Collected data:
★ ★ ★ ★

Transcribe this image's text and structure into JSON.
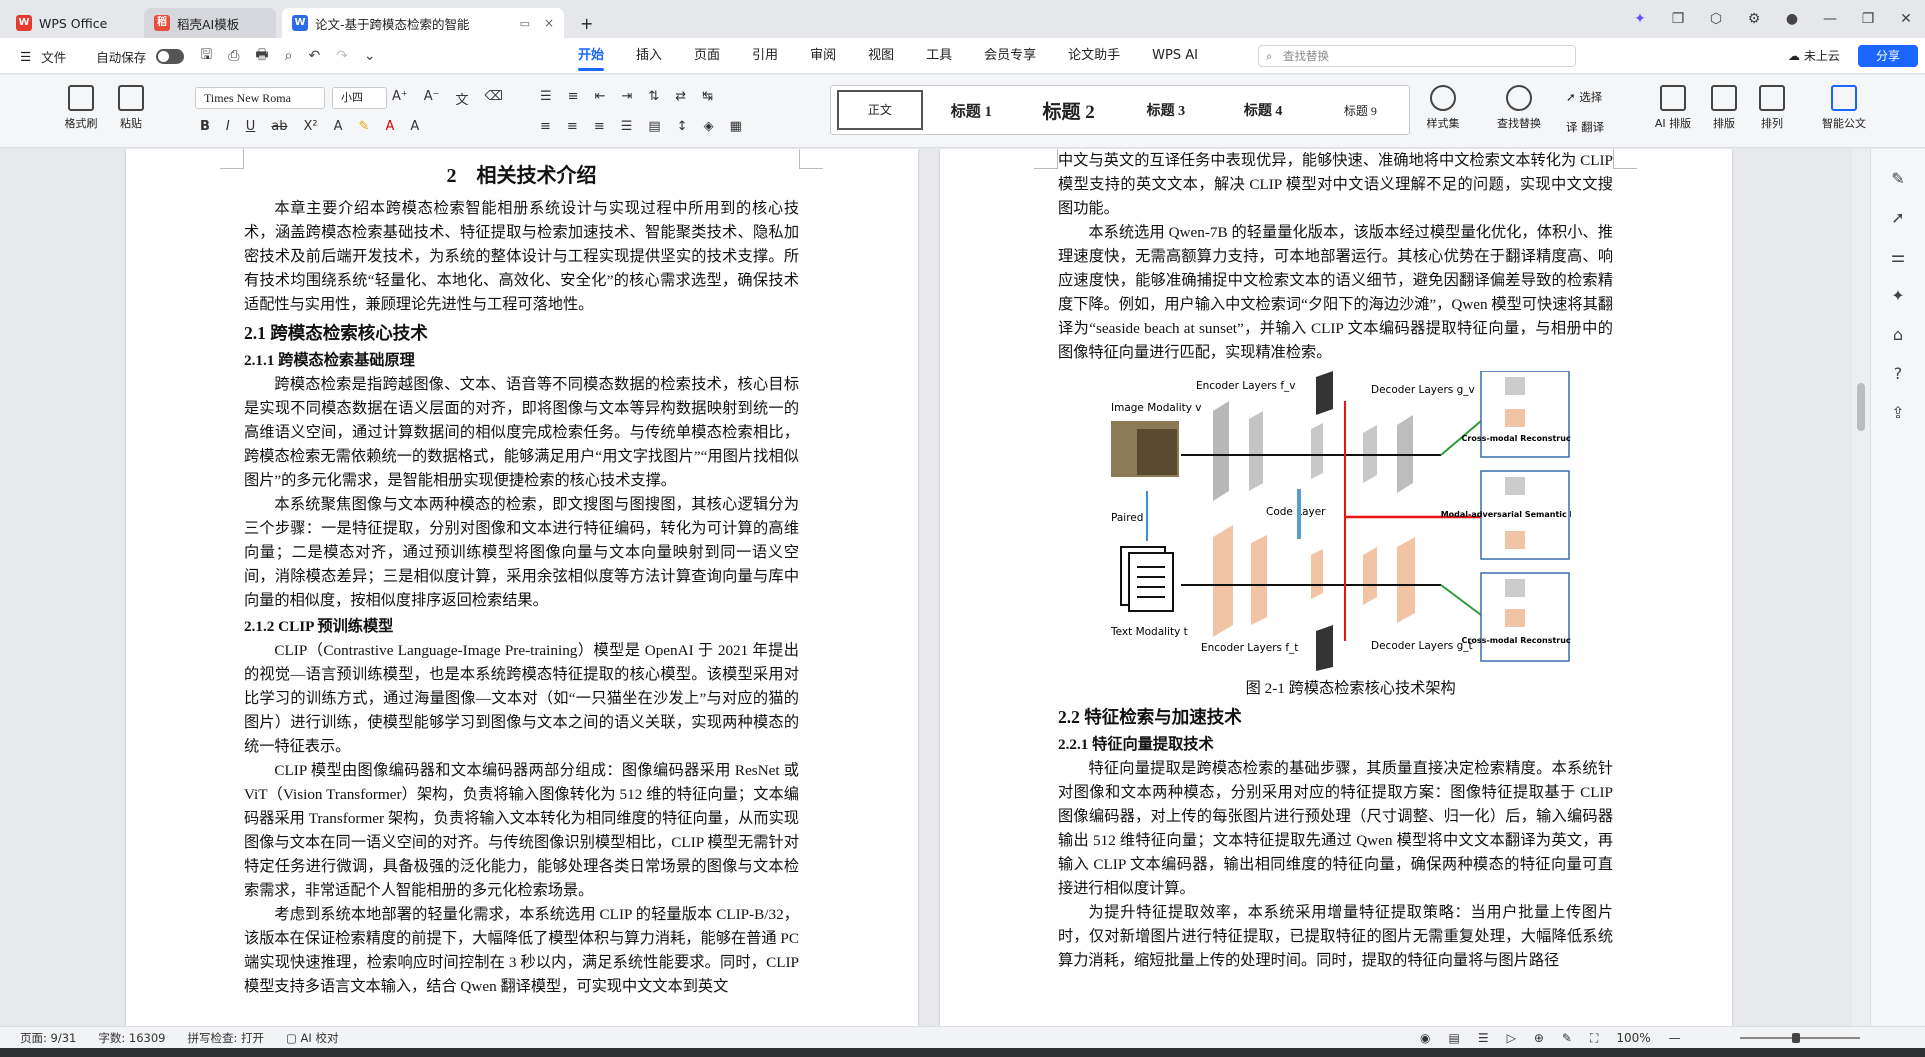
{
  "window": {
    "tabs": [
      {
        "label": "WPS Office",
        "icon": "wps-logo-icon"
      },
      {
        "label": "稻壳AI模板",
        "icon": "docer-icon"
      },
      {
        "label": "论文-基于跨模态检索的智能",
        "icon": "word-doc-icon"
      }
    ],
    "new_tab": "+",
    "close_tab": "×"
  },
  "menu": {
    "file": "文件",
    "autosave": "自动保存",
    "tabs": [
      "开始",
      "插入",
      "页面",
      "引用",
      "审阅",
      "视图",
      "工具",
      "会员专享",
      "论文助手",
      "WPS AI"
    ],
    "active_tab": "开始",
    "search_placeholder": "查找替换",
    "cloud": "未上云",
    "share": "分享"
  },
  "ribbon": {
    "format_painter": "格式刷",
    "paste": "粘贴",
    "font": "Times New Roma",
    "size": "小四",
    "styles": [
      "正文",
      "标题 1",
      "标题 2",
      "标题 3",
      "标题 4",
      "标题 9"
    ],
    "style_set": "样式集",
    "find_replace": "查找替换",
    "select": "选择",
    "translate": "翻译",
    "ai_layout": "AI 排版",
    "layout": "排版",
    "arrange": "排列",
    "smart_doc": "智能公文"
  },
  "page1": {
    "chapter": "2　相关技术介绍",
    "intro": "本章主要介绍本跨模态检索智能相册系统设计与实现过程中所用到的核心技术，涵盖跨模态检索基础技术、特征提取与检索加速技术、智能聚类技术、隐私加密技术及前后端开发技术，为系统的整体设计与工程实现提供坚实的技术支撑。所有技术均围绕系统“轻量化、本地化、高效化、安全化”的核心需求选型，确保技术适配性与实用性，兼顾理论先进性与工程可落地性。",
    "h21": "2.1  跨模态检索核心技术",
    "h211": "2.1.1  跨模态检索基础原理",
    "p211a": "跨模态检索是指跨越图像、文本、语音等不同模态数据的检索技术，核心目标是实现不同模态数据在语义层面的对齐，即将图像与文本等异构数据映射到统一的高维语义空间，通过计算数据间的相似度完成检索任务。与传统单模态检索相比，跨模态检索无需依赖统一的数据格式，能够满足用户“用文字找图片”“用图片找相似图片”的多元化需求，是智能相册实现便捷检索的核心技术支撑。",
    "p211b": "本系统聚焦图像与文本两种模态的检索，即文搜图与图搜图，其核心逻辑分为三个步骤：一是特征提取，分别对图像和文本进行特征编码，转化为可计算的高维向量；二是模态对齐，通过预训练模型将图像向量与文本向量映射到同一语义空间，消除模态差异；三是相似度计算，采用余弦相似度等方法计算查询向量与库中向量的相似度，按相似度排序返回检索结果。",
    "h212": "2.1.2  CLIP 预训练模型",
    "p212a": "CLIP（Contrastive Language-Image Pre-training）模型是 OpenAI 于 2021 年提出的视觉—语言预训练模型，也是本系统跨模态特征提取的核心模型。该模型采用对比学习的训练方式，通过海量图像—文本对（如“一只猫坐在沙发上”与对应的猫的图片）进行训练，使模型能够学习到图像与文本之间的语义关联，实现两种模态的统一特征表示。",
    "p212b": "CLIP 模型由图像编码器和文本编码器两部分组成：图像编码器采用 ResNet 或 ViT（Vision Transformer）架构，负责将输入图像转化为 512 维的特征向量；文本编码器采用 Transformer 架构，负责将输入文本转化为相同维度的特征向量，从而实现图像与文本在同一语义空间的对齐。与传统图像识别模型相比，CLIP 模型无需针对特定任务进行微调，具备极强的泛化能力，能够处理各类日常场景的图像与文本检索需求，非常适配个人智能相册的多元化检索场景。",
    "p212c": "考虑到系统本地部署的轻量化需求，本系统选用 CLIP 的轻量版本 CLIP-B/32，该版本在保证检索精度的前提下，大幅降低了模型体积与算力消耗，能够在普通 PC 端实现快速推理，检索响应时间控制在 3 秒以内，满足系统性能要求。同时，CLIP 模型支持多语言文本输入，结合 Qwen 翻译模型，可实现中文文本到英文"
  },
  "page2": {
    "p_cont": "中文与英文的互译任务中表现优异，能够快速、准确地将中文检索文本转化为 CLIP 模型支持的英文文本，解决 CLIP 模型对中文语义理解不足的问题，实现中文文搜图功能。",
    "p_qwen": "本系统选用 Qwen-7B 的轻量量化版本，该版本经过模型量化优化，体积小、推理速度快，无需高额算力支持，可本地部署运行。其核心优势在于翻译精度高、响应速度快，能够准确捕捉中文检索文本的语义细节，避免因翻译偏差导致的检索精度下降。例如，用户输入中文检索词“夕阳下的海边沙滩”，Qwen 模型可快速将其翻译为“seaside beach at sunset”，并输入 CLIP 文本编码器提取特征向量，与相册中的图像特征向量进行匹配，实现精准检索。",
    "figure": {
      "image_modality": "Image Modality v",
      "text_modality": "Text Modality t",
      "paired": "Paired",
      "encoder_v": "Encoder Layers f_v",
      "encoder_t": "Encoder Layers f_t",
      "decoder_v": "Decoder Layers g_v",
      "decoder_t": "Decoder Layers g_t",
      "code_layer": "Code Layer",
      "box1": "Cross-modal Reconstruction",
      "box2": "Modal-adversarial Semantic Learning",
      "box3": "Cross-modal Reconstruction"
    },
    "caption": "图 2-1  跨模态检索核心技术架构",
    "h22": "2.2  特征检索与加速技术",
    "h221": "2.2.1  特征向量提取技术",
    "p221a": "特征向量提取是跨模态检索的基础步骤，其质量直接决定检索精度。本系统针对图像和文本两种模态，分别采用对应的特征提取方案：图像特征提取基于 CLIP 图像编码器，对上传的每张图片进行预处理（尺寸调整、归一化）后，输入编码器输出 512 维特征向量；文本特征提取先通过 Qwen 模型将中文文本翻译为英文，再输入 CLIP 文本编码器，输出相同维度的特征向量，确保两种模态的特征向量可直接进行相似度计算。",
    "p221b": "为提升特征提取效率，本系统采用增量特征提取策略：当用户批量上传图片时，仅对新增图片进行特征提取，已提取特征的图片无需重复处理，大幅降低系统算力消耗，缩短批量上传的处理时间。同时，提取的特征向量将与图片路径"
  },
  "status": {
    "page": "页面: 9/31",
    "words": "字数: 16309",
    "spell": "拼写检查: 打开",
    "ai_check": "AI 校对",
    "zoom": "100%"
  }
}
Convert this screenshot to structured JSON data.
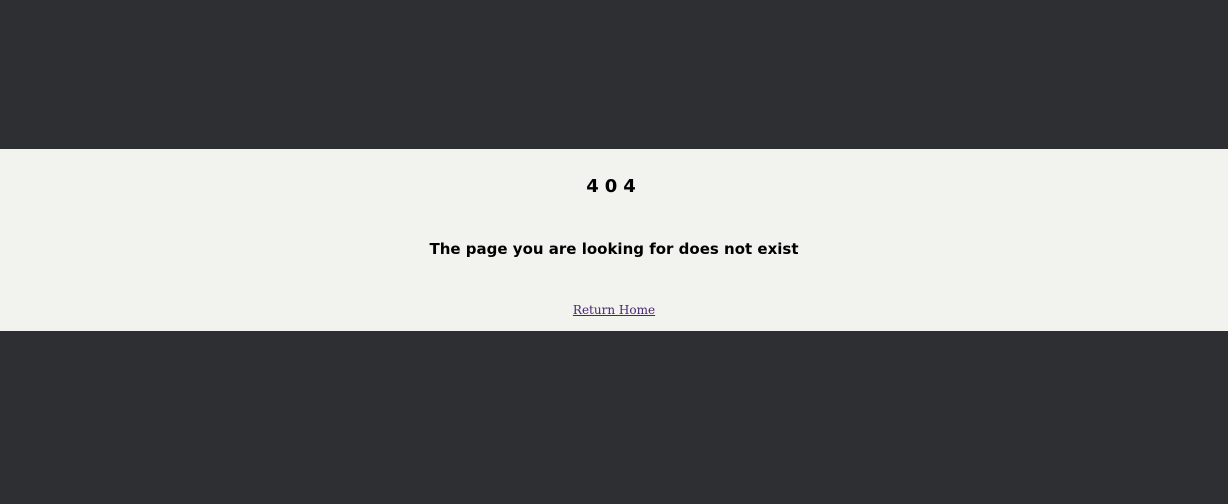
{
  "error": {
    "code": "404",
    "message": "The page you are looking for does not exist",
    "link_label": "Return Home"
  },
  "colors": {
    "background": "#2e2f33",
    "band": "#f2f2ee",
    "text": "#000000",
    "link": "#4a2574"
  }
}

★ ★ ★ ★

Exercise goal: Pictures excluded, quote all the data above exactly.

Full solution:
Transcribe this image's text and structure into JSON.
{
  "window": {
    "tabs": [
      {
        "label": "WPS Office",
        "icon": "wps-logo-icon"
      },
      {
        "label": "稻壳AI模板",
        "icon": "docer-icon"
      },
      {
        "label": "论文-基于跨模态检索的智能",
        "icon": "word-doc-icon"
      }
    ],
    "new_tab": "+",
    "close_tab": "×"
  },
  "menu": {
    "file": "文件",
    "autosave": "自动保存",
    "tabs": [
      "开始",
      "插入",
      "页面",
      "引用",
      "审阅",
      "视图",
      "工具",
      "会员专享",
      "论文助手",
      "WPS AI"
    ],
    "active_tab": "开始",
    "search_placeholder": "查找替换",
    "cloud": "未上云",
    "share": "分享"
  },
  "ribbon": {
    "format_painter": "格式刷",
    "paste": "粘贴",
    "font": "Times New Roma",
    "size": "小四",
    "styles": [
      "正文",
      "标题 1",
      "标题 2",
      "标题 3",
      "标题 4",
      "标题 9"
    ],
    "style_set": "样式集",
    "find_replace": "查找替换",
    "select": "选择",
    "translate": "翻译",
    "ai_layout": "AI 排版",
    "layout": "排版",
    "arrange": "排列",
    "smart_doc": "智能公文"
  },
  "page1": {
    "chapter": "2　相关技术介绍",
    "intro": "本章主要介绍本跨模态检索智能相册系统设计与实现过程中所用到的核心技术，涵盖跨模态检索基础技术、特征提取与检索加速技术、智能聚类技术、隐私加密技术及前后端开发技术，为系统的整体设计与工程实现提供坚实的技术支撑。所有技术均围绕系统“轻量化、本地化、高效化、安全化”的核心需求选型，确保技术适配性与实用性，兼顾理论先进性与工程可落地性。",
    "h21": "2.1  跨模态检索核心技术",
    "h211": "2.1.1  跨模态检索基础原理",
    "p211a": "跨模态检索是指跨越图像、文本、语音等不同模态数据的检索技术，核心目标是实现不同模态数据在语义层面的对齐，即将图像与文本等异构数据映射到统一的高维语义空间，通过计算数据间的相似度完成检索任务。与传统单模态检索相比，跨模态检索无需依赖统一的数据格式，能够满足用户“用文字找图片”“用图片找相似图片”的多元化需求，是智能相册实现便捷检索的核心技术支撑。",
    "p211b": "本系统聚焦图像与文本两种模态的检索，即文搜图与图搜图，其核心逻辑分为三个步骤：一是特征提取，分别对图像和文本进行特征编码，转化为可计算的高维向量；二是模态对齐，通过预训练模型将图像向量与文本向量映射到同一语义空间，消除模态差异；三是相似度计算，采用余弦相似度等方法计算查询向量与库中向量的相似度，按相似度排序返回检索结果。",
    "h212": "2.1.2  CLIP 预训练模型",
    "p212a": "CLIP（Contrastive Language-Image Pre-training）模型是 OpenAI 于 2021 年提出的视觉—语言预训练模型，也是本系统跨模态特征提取的核心模型。该模型采用对比学习的训练方式，通过海量图像—文本对（如“一只猫坐在沙发上”与对应的猫的图片）进行训练，使模型能够学习到图像与文本之间的语义关联，实现两种模态的统一特征表示。",
    "p212b": "CLIP 模型由图像编码器和文本编码器两部分组成：图像编码器采用 ResNet 或 ViT（Vision Transformer）架构，负责将输入图像转化为 512 维的特征向量；文本编码器采用 Transformer 架构，负责将输入文本转化为相同维度的特征向量，从而实现图像与文本在同一语义空间的对齐。与传统图像识别模型相比，CLIP 模型无需针对特定任务进行微调，具备极强的泛化能力，能够处理各类日常场景的图像与文本检索需求，非常适配个人智能相册的多元化检索场景。",
    "p212c": "考虑到系统本地部署的轻量化需求，本系统选用 CLIP 的轻量版本 CLIP-B/32，该版本在保证检索精度的前提下，大幅降低了模型体积与算力消耗，能够在普通 PC 端实现快速推理，检索响应时间控制在 3 秒以内，满足系统性能要求。同时，CLIP 模型支持多语言文本输入，结合 Qwen 翻译模型，可实现中文文本到英文"
  },
  "page2": {
    "p_cont": "中文与英文的互译任务中表现优异，能够快速、准确地将中文检索文本转化为 CLIP 模型支持的英文文本，解决 CLIP 模型对中文语义理解不足的问题，实现中文文搜图功能。",
    "p_qwen": "本系统选用 Qwen-7B 的轻量量化版本，该版本经过模型量化优化，体积小、推理速度快，无需高额算力支持，可本地部署运行。其核心优势在于翻译精度高、响应速度快，能够准确捕捉中文检索文本的语义细节，避免因翻译偏差导致的检索精度下降。例如，用户输入中文检索词“夕阳下的海边沙滩”，Qwen 模型可快速将其翻译为“seaside beach at sunset”，并输入 CLIP 文本编码器提取特征向量，与相册中的图像特征向量进行匹配，实现精准检索。",
    "figure": {
      "image_modality": "Image Modality v",
      "text_modality": "Text Modality t",
      "paired": "Paired",
      "encoder_v": "Encoder Layers f_v",
      "encoder_t": "Encoder Layers f_t",
      "decoder_v": "Decoder Layers g_v",
      "decoder_t": "Decoder Layers g_t",
      "code_layer": "Code Layer",
      "box1": "Cross-modal Reconstruction",
      "box2": "Modal-adversarial Semantic Learning",
      "box3": "Cross-modal Reconstruction"
    },
    "caption": "图 2-1  跨模态检索核心技术架构",
    "h22": "2.2  特征检索与加速技术",
    "h221": "2.2.1  特征向量提取技术",
    "p221a": "特征向量提取是跨模态检索的基础步骤，其质量直接决定检索精度。本系统针对图像和文本两种模态，分别采用对应的特征提取方案：图像特征提取基于 CLIP 图像编码器，对上传的每张图片进行预处理（尺寸调整、归一化）后，输入编码器输出 512 维特征向量；文本特征提取先通过 Qwen 模型将中文文本翻译为英文，再输入 CLIP 文本编码器，输出相同维度的特征向量，确保两种模态的特征向量可直接进行相似度计算。",
    "p221b": "为提升特征提取效率，本系统采用增量特征提取策略：当用户批量上传图片时，仅对新增图片进行特征提取，已提取特征的图片无需重复处理，大幅降低系统算力消耗，缩短批量上传的处理时间。同时，提取的特征向量将与图片路径"
  },
  "status": {
    "page": "页面: 9/31",
    "words": "字数: 16309",
    "spell": "拼写检查: 打开",
    "ai_check": "AI 校对",
    "zoom": "100%"
  }
}
Convert this screenshot to structured JSON data.
{
  "error": {
    "code": "404",
    "message": "The page you are looking for does not exist",
    "link_label": "Return Home"
  },
  "colors": {
    "background": "#2e2f33",
    "band": "#f2f2ee",
    "text": "#000000",
    "link": "#4a2574"
  }
}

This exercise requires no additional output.